====== MATERIAL SUPPLIED
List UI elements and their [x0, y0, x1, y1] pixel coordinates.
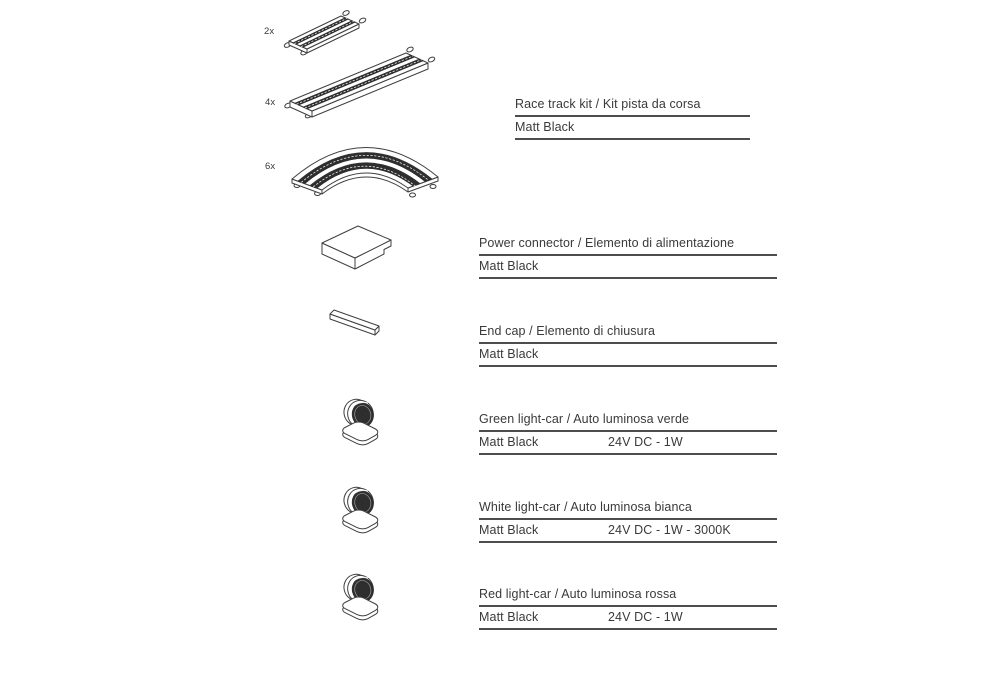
spec-row	[479, 520, 777, 543]
red-light-car-drawing	[334, 568, 384, 621]
end-cap-drawing	[327, 306, 385, 340]
curved-track-drawing	[286, 139, 444, 201]
spec-green-light-car	[479, 412, 777, 455]
spec-value: 24V DC - 1W - 3000K	[608, 523, 731, 537]
white-light-car-drawing	[334, 481, 384, 534]
spec-finish: Matt Black	[479, 435, 539, 449]
spec-finish: Matt Black	[515, 120, 575, 134]
spec-white-light-car	[479, 500, 777, 543]
spec-value: 24V DC - 1W	[608, 435, 683, 449]
spec-row	[479, 344, 777, 367]
spec-title: End cap / Elemento di chiusura	[479, 324, 777, 344]
green-light-car-drawing	[334, 393, 384, 446]
spec-race-track-kit	[515, 97, 750, 140]
spec-title: Power connector / Elemento di alimentazione	[479, 236, 777, 256]
spec-title: Race track kit / Kit pista da corsa	[515, 97, 750, 117]
spec-value: 24V DC - 1W	[608, 610, 683, 624]
spec-finish: Matt Black	[479, 259, 539, 273]
spec-title: Red light-car / Auto luminosa rossa	[479, 587, 777, 607]
qty-label-short-track: 2x	[264, 26, 275, 37]
spec-row	[479, 607, 777, 630]
spec-finish: Matt Black	[479, 347, 539, 361]
spec-finish: Matt Black	[479, 610, 539, 624]
qty-label-curved-track: 6x	[265, 161, 276, 172]
spec-row	[479, 256, 777, 279]
spec-row	[515, 117, 750, 140]
spec-finish: Matt Black	[479, 523, 539, 537]
spec-title: White light-car / Auto luminosa bianca	[479, 500, 777, 520]
spec-end-cap	[479, 324, 777, 367]
qty-label-long-track: 4x	[265, 97, 276, 108]
long-straight-track-drawing	[284, 45, 442, 131]
spec-row	[479, 432, 777, 455]
spec-red-light-car	[479, 587, 777, 630]
spec-power-connector	[479, 236, 777, 279]
power-connector-drawing	[314, 221, 398, 278]
spec-title: Green light-car / Auto luminosa verde	[479, 412, 777, 432]
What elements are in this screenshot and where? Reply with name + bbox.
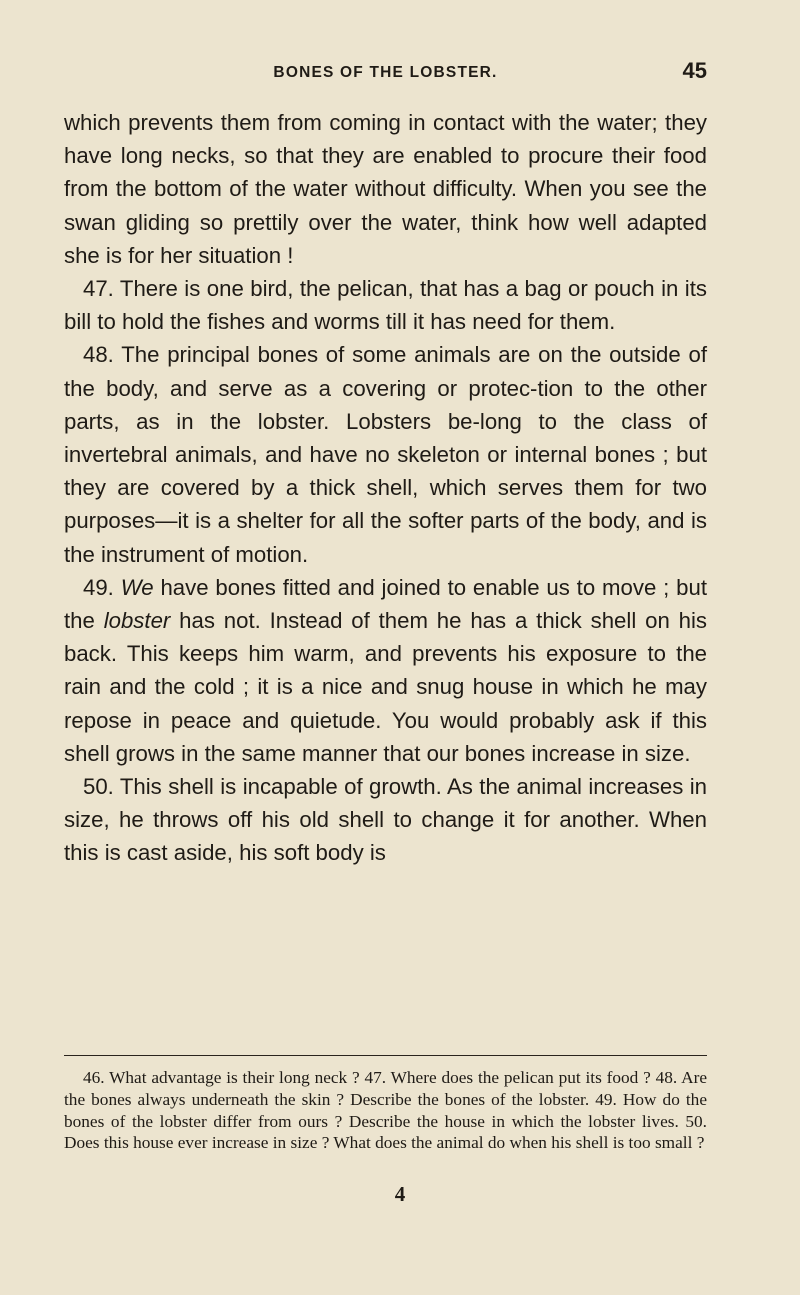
footnote-divider: [64, 1055, 707, 1056]
study-questions: 46. What advantage is their long neck ? 47. Where does the pelican put its food ? 48. Are the bones always underneath the skin ? Describe the bones of the lobster. 49. How do the bones of the lobster differ from ours ? Describe the house in which the lobster lives. 50. Does this house ever increase in size ? What does the animal do when his shell is too small ?: [64, 1068, 707, 1153]
body-text: [64, 106, 707, 870]
paragraph-49-number: 49.: [83, 574, 121, 600]
emphasis-we: We: [120, 574, 154, 600]
paragraph-49: [64, 571, 707, 770]
running-header: [64, 58, 707, 90]
paragraph-49-mid: have bones fitted and joined to enable us to move ; but the: [64, 574, 707, 634]
paragraph-48: 48. The principal bones of some animals are on the outside of the body, and serve as a covering or protec-tion to the other parts, as in the lobster. Lobsters be-long to the class of invertebral animals, and have no skeleton or internal bones ; but they are covered by a thick shell, which serves them for two purposes—it is a shelter for all the softer parts of the body, and is the instrument of motion.: [64, 342, 707, 567]
signature-mark: 4: [394, 1182, 406, 1206]
paragraph-47: 47. There is one bird, the pelican, that has a bag or pouch in its bill to hold the fishes and worms till it has need for them.: [64, 276, 707, 335]
emphasis-lobster: lobster: [103, 608, 171, 634]
page-number: 45: [682, 58, 707, 83]
paragraph-49-rest: has not. Instead of them he has a thick shell on his back. This keeps him warm, and prevents his exposure to the rain and the cold ; it is a nice and snug house in which he may repose in peace and quietude. You would probably ask if this shell grows in the same manner that our bones increase in size.: [64, 608, 707, 766]
paragraph-continued: which prevents them from coming in contact with the water; they have long necks, so that they are enabled to procure their food from the bottom of the water without difficulty. When you see the swan gliding so prettily over the water, think how well adapted she is for her situation !: [64, 110, 707, 268]
running-title: BONES OF THE LOBSTER.: [273, 64, 498, 81]
paragraph-50: 50. This shell is incapable of growth. As the animal increases in size, he throws off his old shell to change it for another. When this is cast aside, his soft body is: [64, 774, 707, 866]
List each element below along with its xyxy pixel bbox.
============
* SHORT PROBLEM:
Please reproduce all of the material above, renaming every "Matt Black" to "Satin Black" and changing nothing else. Leave the pictures out of your answer.

* FULL OUTPUT:
List UI elements and their [x0, y0, x1, y1] pixel coordinates.
spec-row	[479, 520, 777, 543]
red-light-car-drawing	[334, 568, 384, 621]
end-cap-drawing	[327, 306, 385, 340]
curved-track-drawing	[286, 139, 444, 201]
spec-green-light-car	[479, 412, 777, 455]
spec-value: 24V DC - 1W - 3000K	[608, 523, 731, 537]
white-light-car-drawing	[334, 481, 384, 534]
spec-finish: Satin Black	[479, 435, 539, 449]
spec-finish: Satin Black	[515, 120, 575, 134]
spec-white-light-car	[479, 500, 777, 543]
spec-value: 24V DC - 1W	[608, 435, 683, 449]
spec-row	[479, 344, 777, 367]
spec-title: End cap / Elemento di chiusura	[479, 324, 777, 344]
green-light-car-drawing	[334, 393, 384, 446]
spec-race-track-kit	[515, 97, 750, 140]
spec-title: Power connector / Elemento di alimentazione	[479, 236, 777, 256]
spec-title: Race track kit / Kit pista da corsa	[515, 97, 750, 117]
spec-value: 24V DC - 1W	[608, 610, 683, 624]
spec-finish: Satin Black	[479, 259, 539, 273]
spec-title: Red light-car / Auto luminosa rossa	[479, 587, 777, 607]
qty-label-short-track: 2x	[264, 26, 275, 37]
spec-row	[479, 607, 777, 630]
spec-finish: Satin Black	[479, 347, 539, 361]
spec-finish: Satin Black	[479, 610, 539, 624]
qty-label-curved-track: 6x	[265, 161, 276, 172]
spec-row	[479, 256, 777, 279]
spec-row	[515, 117, 750, 140]
spec-finish: Satin Black	[479, 523, 539, 537]
spec-title: White light-car / Auto luminosa bianca	[479, 500, 777, 520]
spec-end-cap	[479, 324, 777, 367]
qty-label-long-track: 4x	[265, 97, 276, 108]
long-straight-track-drawing	[284, 45, 442, 131]
spec-row	[479, 432, 777, 455]
spec-red-light-car	[479, 587, 777, 630]
spec-power-connector	[479, 236, 777, 279]
power-connector-drawing	[314, 221, 398, 278]
spec-title: Green light-car / Auto luminosa verde	[479, 412, 777, 432]
What elements are in this screenshot and where? Reply with name + bbox.
footnote-divider: [64, 1055, 707, 1056]
study-questions: 46. What advantage is their long neck ? 47. Where does the pelican put its food ? 48. Are the bones always underneath the skin ? Describe the bones of the lobster. 49. How do the bones of the lobster differ from ours ? Describe the house in which the lobster lives. 50. Does this house ever increase in size ? What does the animal do when his shell is too small ?: [64, 1068, 707, 1153]
body-text: [64, 106, 707, 870]
paragraph-49-number: 49.: [83, 574, 121, 600]
emphasis-we: We: [120, 574, 154, 600]
paragraph-49: [64, 571, 707, 770]
running-header: [64, 58, 707, 90]
paragraph-49-mid: have bones fitted and joined to enable us to move ; but the: [64, 574, 707, 634]
paragraph-48: 48. The principal bones of some animals are on the outside of the body, and serve as a covering or protec-tion to the other parts, as in the lobster. Lobsters be-long to the class of invertebral animals, and have no skeleton or internal bones ; but they are covered by a thick shell, which serves them for two purposes—it is a shelter for all the softer parts of the body, and is the instrument of motion.: [64, 342, 707, 567]
signature-mark: 4: [394, 1182, 406, 1206]
paragraph-47: 47. There is one bird, the pelican, that has a bag or pouch in its bill to hold the fishes and worms till it has need for them.: [64, 276, 707, 335]
emphasis-lobster: lobster: [103, 608, 171, 634]
page-number: 45: [682, 58, 707, 83]
paragraph-49-rest: has not. Instead of them he has a thick shell on his back. This keeps him warm, and prevents his exposure to the rain and the cold ; it is a nice and snug house in which he may repose in peace and quietude. You would probably ask if this shell grows in the same manner that our bones increase in size.: [64, 608, 707, 766]
paragraph-continued: which prevents them from coming in contact with the water; they have long necks, so that they are enabled to procure their food from the bottom of the water without difficulty. When you see the swan gliding so prettily over the water, think how well adapted she is for her situation !: [64, 110, 707, 268]
running-title: BONES OF THE LOBSTER.: [273, 64, 498, 81]
paragraph-50: 50. This shell is incapable of growth. As the animal increases in size, he throws off his old shell to change it for another. When this is cast aside, his soft body is: [64, 774, 707, 866]
List each element below along with its xyxy pixel bbox.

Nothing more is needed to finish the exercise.